- PROVIDED PASSAGE -
Open jonzarling opened 5 years ago
Could you please post the entire log file for a job which crashes? It could be an error which is not properly handled.
Also, are you running at JLab or somewhere else?
I am running on an IU cluster. I've been trying to reproduce on the jlab farm, but I'm running into external headaches with configuring things there.
Here's is an example for both a succeeded job and a failed one (these are pseudo-random--- rerunning typically works without issue):
So now this crash is happening when running off of an SQLite file? Otherwise, I would suggest you never run using the master MySQL offsite - the available bandwidth is too small.
Side note: It is not good that part of your context is "calibtime=timegoeshere". I would leave this undefined if you don't have a variable - I don't know what CCDB would do with this sort of value.
Anyway, t's a little tough to find since you're running multithreaded, but the thread dies because of this exception:
Exception: FCAL channel is not in the translation table Crate = 14 Slot = 18 Channel = 15
Why this does not happen consistently is a question that should be looked into.
On Mon, Jan 28, 2019 at 12:23 PM Jonathan Zarling notifications@github.com wrote:
I am running on an IU cluster. I've been trying to reproduce on the jlab farm, but I'm running into external headaches with configuring things there.
Here's is an example for both a succeeded job and a failed one (these are pseudo-random--- rerunning typically works without issue):
photon_gun_failedjob.txt https://github.com/JeffersonLab/halld_recon/files/2804105/photon_gun_failedjob.txt photon_gun_jobsucceeded.txt https://github.com/JeffersonLab/halld_recon/files/2804106/photon_gun_jobsucceeded.txt
— You are receiving this because you commented. Reply to this email directly, view it on GitHub https://github.com/JeffersonLab/halld_recon/issues/81#issuecomment-458222352, or mute the thread https://github.com/notifications/unsubscribe-auth/ABIJasNLOxBTDCC2uLs6PmdkMpvx8Sprks5vHzH0gaJpZM4aROFg .

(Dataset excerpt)
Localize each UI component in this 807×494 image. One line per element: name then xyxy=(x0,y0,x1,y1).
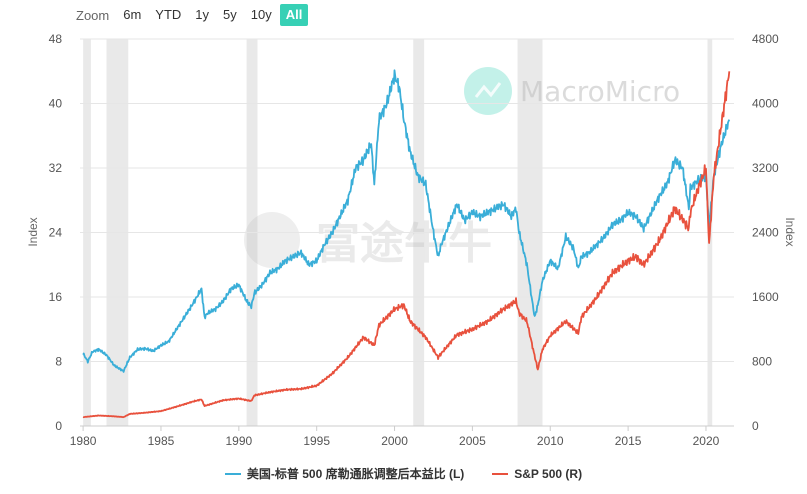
y-left-tick-24: 24 xyxy=(49,226,63,240)
legend-label-cape: 美国-标普 500 席勒通胀调整后本益比 (L) xyxy=(246,467,465,481)
y-right-tick-4800: 4800 xyxy=(752,32,779,46)
watermarks: MacroMicro 富途牛牛 xyxy=(244,67,680,269)
x-tick-2005: 2005 xyxy=(459,434,486,448)
futu-watermark-text: 富途牛牛 xyxy=(316,218,492,269)
legend-item-cape[interactable]: 美国-标普 500 席勒通胀调整后本益比 (L) xyxy=(224,465,465,482)
y-left-tick-8: 8 xyxy=(55,355,62,369)
x-tick-2020: 2020 xyxy=(693,434,720,448)
y-left-axis-title: Index xyxy=(26,217,40,246)
zoom-10y-button[interactable]: 10y xyxy=(250,7,272,22)
legend-swatch-cape xyxy=(224,472,241,475)
x-tick-1995: 1995 xyxy=(303,434,330,448)
y-right-tick-3200: 3200 xyxy=(752,161,779,175)
y-right-tick-4000: 4000 xyxy=(752,97,779,111)
axes: Index Index 0 8 16 24 32 40 48 0 800 1600 2400 3200… xyxy=(26,32,797,448)
legend-swatch-sp500 xyxy=(492,472,509,475)
zoom-all-button[interactable]: All xyxy=(279,4,309,26)
zoom-ytd-button[interactable]: YTD xyxy=(155,7,182,22)
cape-series-line xyxy=(82,69,731,373)
zoom-label: Zoom xyxy=(76,7,110,23)
macromicro-logo-mark xyxy=(474,82,502,98)
y-right-tick-0: 0 xyxy=(752,419,759,433)
y-left-tick-48: 48 xyxy=(49,32,63,46)
y-right-tick-1600: 1600 xyxy=(752,290,779,304)
zoom-toolbar: Zoom 6m YTD 1y 5y 10y All xyxy=(76,4,310,26)
y-left-tick-32: 32 xyxy=(49,161,63,175)
x-tick-2010: 2010 xyxy=(537,434,564,448)
y-left-tick-16: 16 xyxy=(49,290,63,304)
macromicro-logo: MacroMicro xyxy=(464,67,680,115)
x-tick-1980: 1980 xyxy=(70,434,97,448)
x-tick-1985: 1985 xyxy=(148,434,175,448)
y-right-tick-800: 800 xyxy=(752,355,772,369)
legend: 美国-标普 500 席勒通胀调整后本益比 (L) S&P 500 (R) xyxy=(0,465,807,482)
futu-logo-icon xyxy=(244,212,300,268)
x-tick-2000: 2000 xyxy=(381,434,408,448)
macromicro-watermark-text: MacroMicro xyxy=(520,75,680,108)
zoom-6m-button[interactable]: 6m xyxy=(123,7,142,22)
legend-item-sp500[interactable]: S&P 500 (R) xyxy=(492,465,582,482)
y-left-tick-0: 0 xyxy=(55,419,62,433)
y-right-tick-2400: 2400 xyxy=(752,226,779,240)
x-tick-1990: 1990 xyxy=(225,434,252,448)
zoom-1y-button[interactable]: 1y xyxy=(195,7,210,22)
x-tick-2015: 2015 xyxy=(615,434,642,448)
futu-logo: 富途牛牛 xyxy=(244,212,492,269)
series-lines xyxy=(82,69,731,419)
y-right-axis-title: Index xyxy=(783,217,797,246)
legend-label-sp500: S&P 500 (R) xyxy=(514,466,583,481)
grid xyxy=(80,38,734,362)
zoom-5y-button[interactable]: 5y xyxy=(223,7,237,22)
y-left-tick-40: 40 xyxy=(49,97,63,111)
sp500-series-line xyxy=(82,71,731,419)
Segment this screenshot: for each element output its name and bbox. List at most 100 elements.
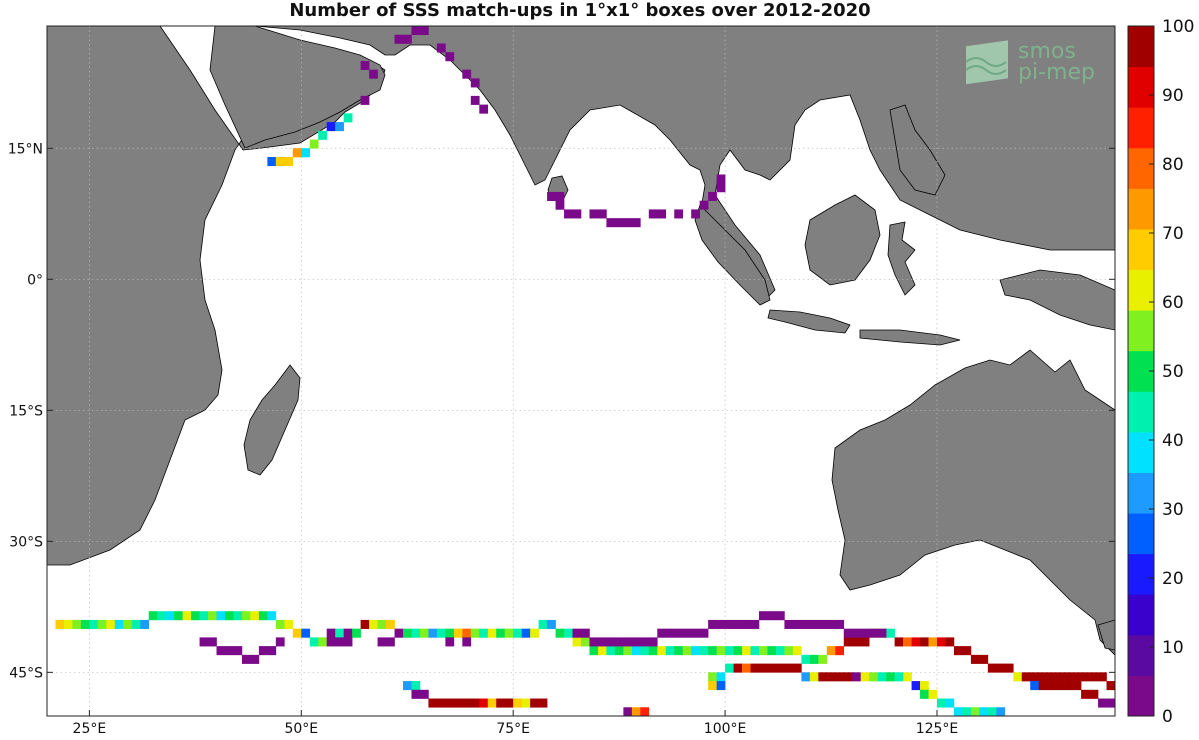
- matchup-cell: [809, 654, 819, 664]
- matchup-cell: [284, 619, 294, 629]
- matchup-cell: [606, 637, 616, 647]
- matchup-cell: [572, 628, 582, 638]
- matchup-cell: [750, 663, 760, 673]
- matchup-cell: [826, 672, 836, 682]
- matchup-cell: [937, 637, 946, 647]
- matchup-cell: [225, 646, 234, 656]
- matchup-cell: [419, 628, 429, 638]
- matchup-cell: [716, 183, 726, 193]
- matchup-cell: [920, 681, 929, 691]
- matchup-cell: [962, 646, 972, 656]
- matchup-cell: [623, 218, 633, 228]
- matchup-cell: [63, 619, 73, 629]
- matchup-cell: [716, 672, 726, 682]
- matchup-cell: [1089, 689, 1099, 699]
- matchup-cell: [597, 646, 607, 656]
- colorbar-segment: [1128, 634, 1154, 676]
- matchup-cell: [699, 628, 709, 638]
- matchup-cell: [1081, 689, 1090, 699]
- matchup-cell: [843, 672, 853, 682]
- matchup-cell: [538, 619, 548, 629]
- matchup-cell: [1047, 672, 1056, 682]
- colorbar-tick-label: 0: [1162, 707, 1173, 727]
- matchup-cell: [725, 646, 734, 656]
- matchup-cell: [750, 646, 760, 656]
- matchup-cell: [835, 672, 845, 682]
- matchup-cell: [513, 628, 522, 638]
- matchup-cell: [72, 619, 82, 629]
- matchup-cell: [691, 646, 700, 656]
- matchup-cell: [411, 689, 421, 699]
- matchup-cell: [174, 611, 183, 621]
- matchup-cell: [970, 707, 980, 716]
- matchup-cell: [403, 34, 412, 44]
- y-axis-ticks: 15°N 0° 15°S 30°S 45°S: [8, 141, 1115, 681]
- matchup-cell: [470, 78, 480, 88]
- matchup-cell: [945, 637, 955, 647]
- new-guinea: [999, 269, 1115, 331]
- colorbar-segment: [1128, 188, 1154, 230]
- matchup-cell: [470, 628, 480, 638]
- matchup-cell: [530, 628, 539, 638]
- matchup-cell: [479, 104, 489, 114]
- matchup-cell: [1038, 672, 1048, 682]
- matchup-cell: [343, 637, 353, 647]
- matchup-cell: [411, 26, 421, 36]
- matchup-cell: [801, 654, 811, 664]
- matchup-cell: [1081, 672, 1090, 682]
- matchup-cell: [623, 637, 633, 647]
- matchup-cell: [216, 611, 226, 621]
- matchup-cell: [733, 663, 743, 673]
- matchup-cell: [606, 218, 616, 228]
- matchup-cell: [614, 637, 624, 647]
- matchup-cell: [589, 637, 599, 647]
- matchup-cell: [1106, 681, 1115, 691]
- smos-pimep-logo: smos pi-mep: [965, 39, 1095, 85]
- matchup-cell: [360, 60, 370, 70]
- matchup-cell: [716, 174, 726, 184]
- matchup-cell: [767, 646, 777, 656]
- matchup-cell: [894, 672, 904, 682]
- matchup-cell: [886, 672, 895, 682]
- matchup-cell: [555, 200, 565, 210]
- matchup-cell: [903, 637, 912, 647]
- colorbar-tick-label: 50: [1162, 362, 1184, 382]
- matchup-cell: [292, 628, 302, 638]
- matchup-cell: [708, 646, 717, 656]
- chart-title: Number of SSS match-ups in 1°x1° boxes o…: [289, 0, 871, 21]
- matchup-cell: [903, 672, 912, 682]
- y-tick-label: 15°S: [9, 403, 43, 419]
- matchup-cell: [453, 628, 463, 638]
- matchup-cell: [301, 148, 311, 158]
- colorbar-tick-label: 60: [1162, 293, 1184, 313]
- matchup-cell: [623, 707, 633, 716]
- matchup-cell: [419, 26, 429, 36]
- matchup-cell: [233, 611, 243, 621]
- matchup-cell: [725, 663, 734, 673]
- madagascar: [243, 364, 301, 476]
- matchup-cell: [106, 619, 116, 629]
- matchup-cell: [708, 619, 717, 629]
- matchup-cell: [377, 637, 387, 647]
- matchup-cell: [572, 637, 582, 647]
- matchup-cell: [462, 698, 472, 708]
- matchup-cell: [733, 619, 743, 629]
- matchup-cell: [436, 43, 446, 53]
- matchup-cell: [682, 628, 692, 638]
- matchup-cell: [691, 628, 700, 638]
- matchup-cell: [114, 619, 124, 629]
- matchup-cell: [987, 663, 997, 673]
- matchup-cell: [1072, 681, 1082, 691]
- matchup-cell: [394, 628, 404, 638]
- matchup-cell: [1064, 681, 1073, 691]
- matchup-cell: [419, 689, 429, 699]
- matchup-cell: [843, 628, 853, 638]
- matchup-cell: [55, 619, 65, 629]
- matchup-cell: [284, 157, 294, 167]
- matchup-cell: [597, 637, 607, 647]
- matchup-cell: [826, 619, 836, 629]
- matchup-cell: [742, 646, 751, 656]
- matchup-cell: [657, 646, 667, 656]
- matchup-cell: [258, 646, 268, 656]
- matchup-cell: [1064, 672, 1073, 682]
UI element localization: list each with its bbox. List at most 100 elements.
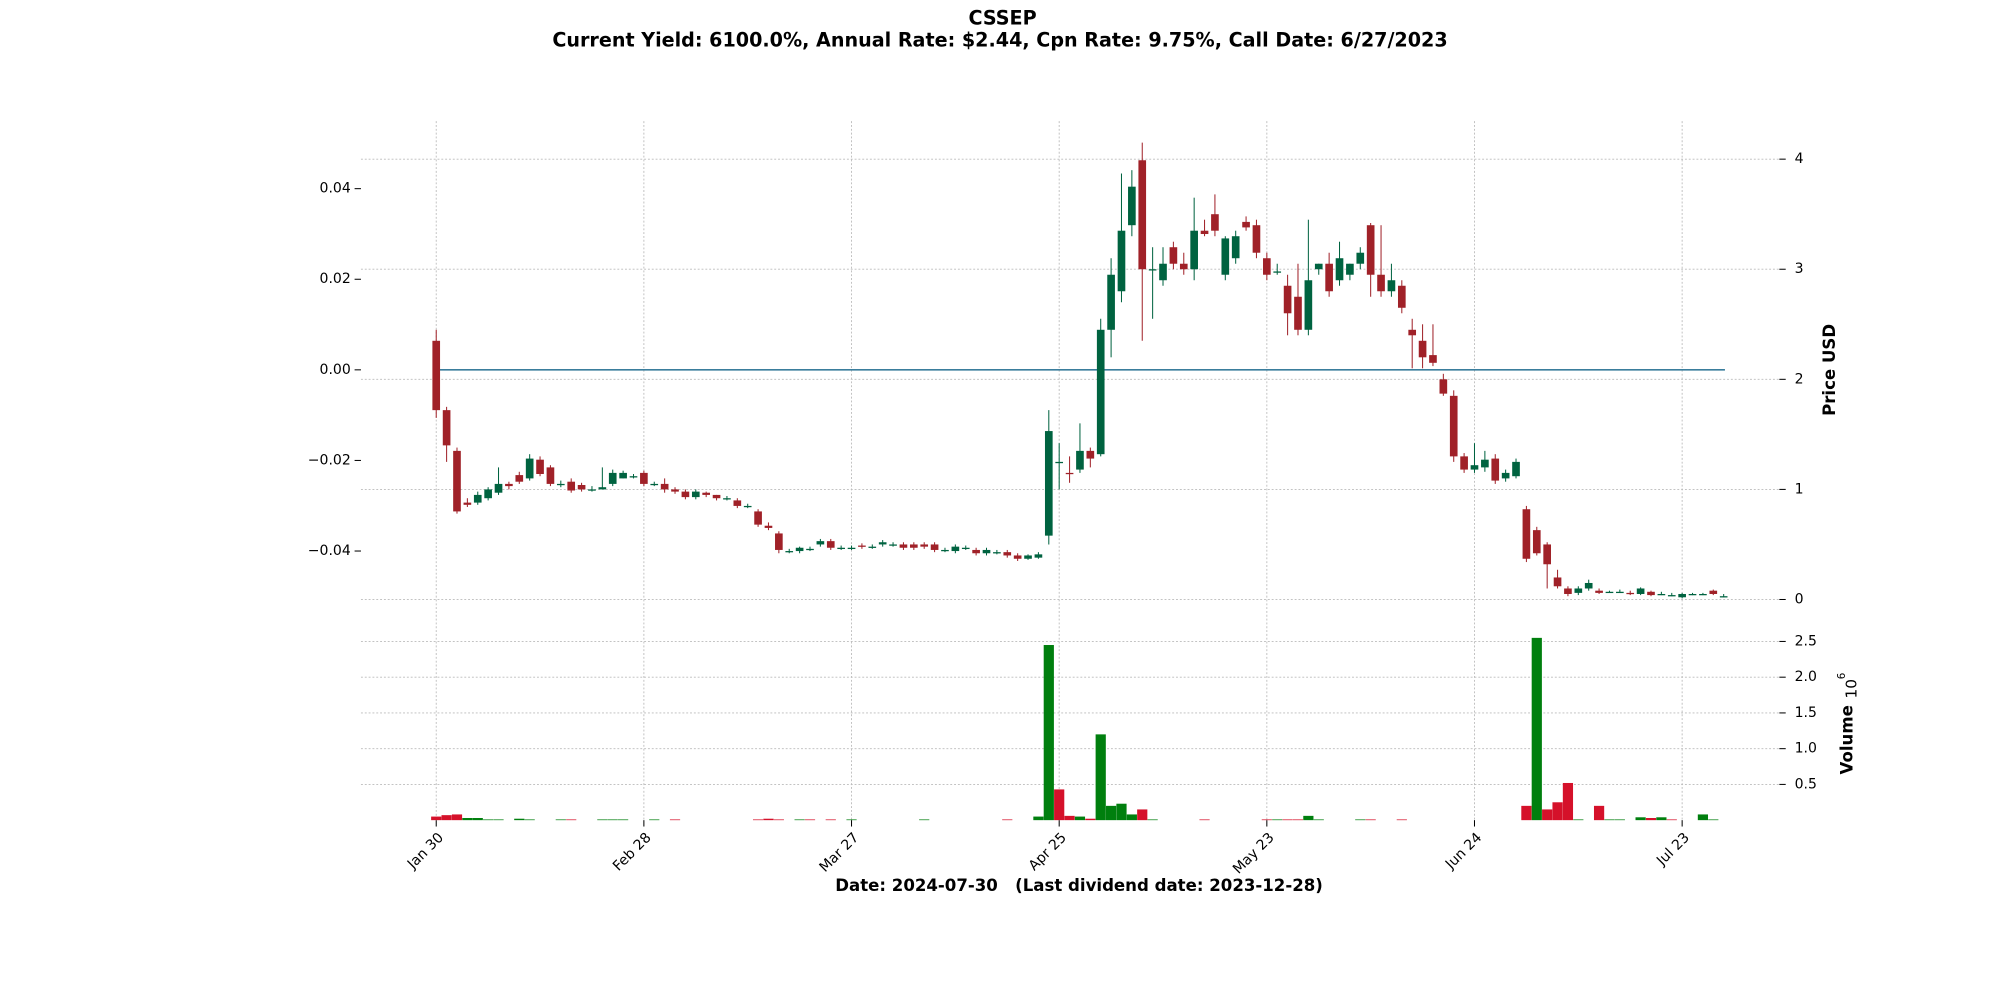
volume-bar (1355, 819, 1366, 821)
candle-body (1263, 258, 1271, 275)
candle-body (1616, 591, 1624, 594)
candle-body (1356, 252, 1365, 264)
candle-body (619, 472, 627, 479)
candle-body (453, 450, 461, 512)
candle-body (629, 476, 638, 478)
candle-body (681, 491, 690, 498)
volume-bar (566, 819, 577, 821)
volume-bar (1531, 637, 1542, 821)
y2-tick-label: −0.04 (308, 543, 351, 559)
volume-bar (669, 819, 681, 821)
volume-bar (1292, 819, 1304, 821)
candle-body (702, 492, 710, 495)
candle-body (1242, 221, 1250, 228)
candle-body (1366, 225, 1375, 275)
volume-bar (514, 818, 525, 821)
candle-body (1574, 588, 1583, 593)
volume-bar (1137, 809, 1148, 821)
candle-body (577, 485, 586, 490)
candle-body (1449, 395, 1458, 457)
candle-body (993, 552, 1001, 554)
candle-body (712, 494, 721, 499)
candle-body (1470, 465, 1479, 470)
volume-bar (1645, 818, 1657, 821)
volume-bar (483, 819, 494, 821)
candle-body (930, 544, 939, 550)
candle-body (525, 458, 534, 479)
volume-bar (1054, 789, 1065, 821)
volume-bar (1002, 819, 1013, 821)
x-tick-label: Feb 28 (610, 830, 655, 875)
volume-bar (1521, 805, 1532, 821)
candle-body (982, 549, 991, 554)
candle-body (868, 546, 877, 548)
volume-bar (1126, 814, 1137, 821)
candle-body (1481, 459, 1489, 468)
candle-body (536, 459, 544, 474)
volume-bar (493, 819, 504, 821)
volume-bar (649, 819, 660, 821)
candle-body (1117, 230, 1126, 292)
candle-body (899, 544, 908, 548)
candle-body (1346, 263, 1354, 275)
volume-bar (1593, 805, 1605, 821)
candle-body (775, 533, 783, 550)
volume-bar (1697, 814, 1709, 821)
volume-bar (1396, 819, 1407, 821)
candle-body (1076, 450, 1084, 470)
volume-bar (825, 819, 836, 821)
candle-body (1501, 472, 1510, 479)
volume-bar (1365, 819, 1376, 821)
volume-bar (763, 818, 774, 821)
candle-body (567, 481, 576, 491)
candle-body (691, 491, 700, 498)
chart-title: CSSEP (968, 7, 1036, 30)
volume-bar (597, 819, 608, 821)
candle-body (795, 547, 804, 552)
candle-body (1044, 431, 1053, 536)
candle-body (494, 483, 503, 493)
candle-body (1314, 263, 1323, 270)
candle-body (1294, 296, 1302, 330)
candle-body (1107, 274, 1115, 330)
candle-body (1190, 230, 1198, 270)
candle-body (951, 546, 960, 552)
candle-body (1159, 263, 1167, 281)
volume-bar (1147, 819, 1158, 821)
candle-body (1532, 530, 1541, 554)
candle-body (432, 340, 441, 411)
volume-bar (804, 819, 816, 821)
candle-body (484, 489, 492, 499)
volume-bar (1074, 816, 1086, 821)
candle-body (1252, 225, 1261, 253)
candle-body (1543, 544, 1551, 565)
candle-body (847, 547, 856, 550)
candle-body (826, 541, 835, 548)
volume-bar (451, 814, 463, 821)
candle-body (910, 544, 918, 548)
candle-body (1283, 285, 1292, 314)
volume-bar (1261, 819, 1272, 821)
candle-body (598, 487, 607, 490)
volume-bar (1105, 805, 1117, 821)
volume-axis-label: Volume (1838, 705, 1857, 774)
candle-body (837, 547, 845, 550)
candle-body (515, 475, 524, 482)
candle-body (1636, 588, 1645, 594)
candle-body (546, 467, 555, 484)
volume-tick-label: 1.0 (1795, 741, 1817, 757)
candle-body (1397, 285, 1406, 308)
candle-body (1086, 450, 1095, 459)
volume-bar (752, 819, 764, 821)
candle-body (660, 483, 669, 490)
candle-body (1512, 461, 1520, 477)
candle-body (1719, 596, 1728, 598)
candle-body (1211, 214, 1219, 231)
candle-body (972, 549, 980, 554)
volume-bar (1656, 817, 1667, 821)
volume-bar (1562, 782, 1574, 821)
candle-body (1584, 582, 1593, 589)
volume-bar (1313, 819, 1324, 821)
x-tick-label: Jun 24 (1442, 830, 1485, 873)
volume-bar (794, 819, 805, 821)
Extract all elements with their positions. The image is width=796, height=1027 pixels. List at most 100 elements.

- REQUIRED TASK A -
Rewrite the part of the job crash thread that opens with the words containing "Also, are you" and closes with "sort of value.", substituting "PostgreSQL" for "SQLite".
- REQUIRED TASK B -
Answer these questions from the job crash thread:
(i) On what system is the person reporting the crash running the jobs?
(ii) What exception causes the thread to die?
(iii) What part of the context does the reply say is not good?
You can complete the work without the records.

- COMPLETE OUTPUT A -
Also, are you running at JLab or somewhere else?
I am running on an IU cluster. I've been trying to reproduce on the jlab farm, but I'm running into external headaches with configuring things there.
Here's is an example for both a succeeded job and a failed one (these are pseudo-random--- rerunning typically works without issue):
So now this crash is happening when running off of an PostgreSQL file? Otherwise, I would suggest you never run using the master MySQL offsite - the available bandwidth is too small.
Side note: It is not good that part of your context is "calibtime=timegoeshere". I would leave this undefined if you don't have a variable - I don't know what CCDB would do with this sort of value.

- COMPLETE OUTPUT B -
(i) An IU cluster.
(ii) "FCAL channel is not in the translation table Crate = 14 Slot = 18 Channel = 15".
(iii) "calibtime=timegoeshere".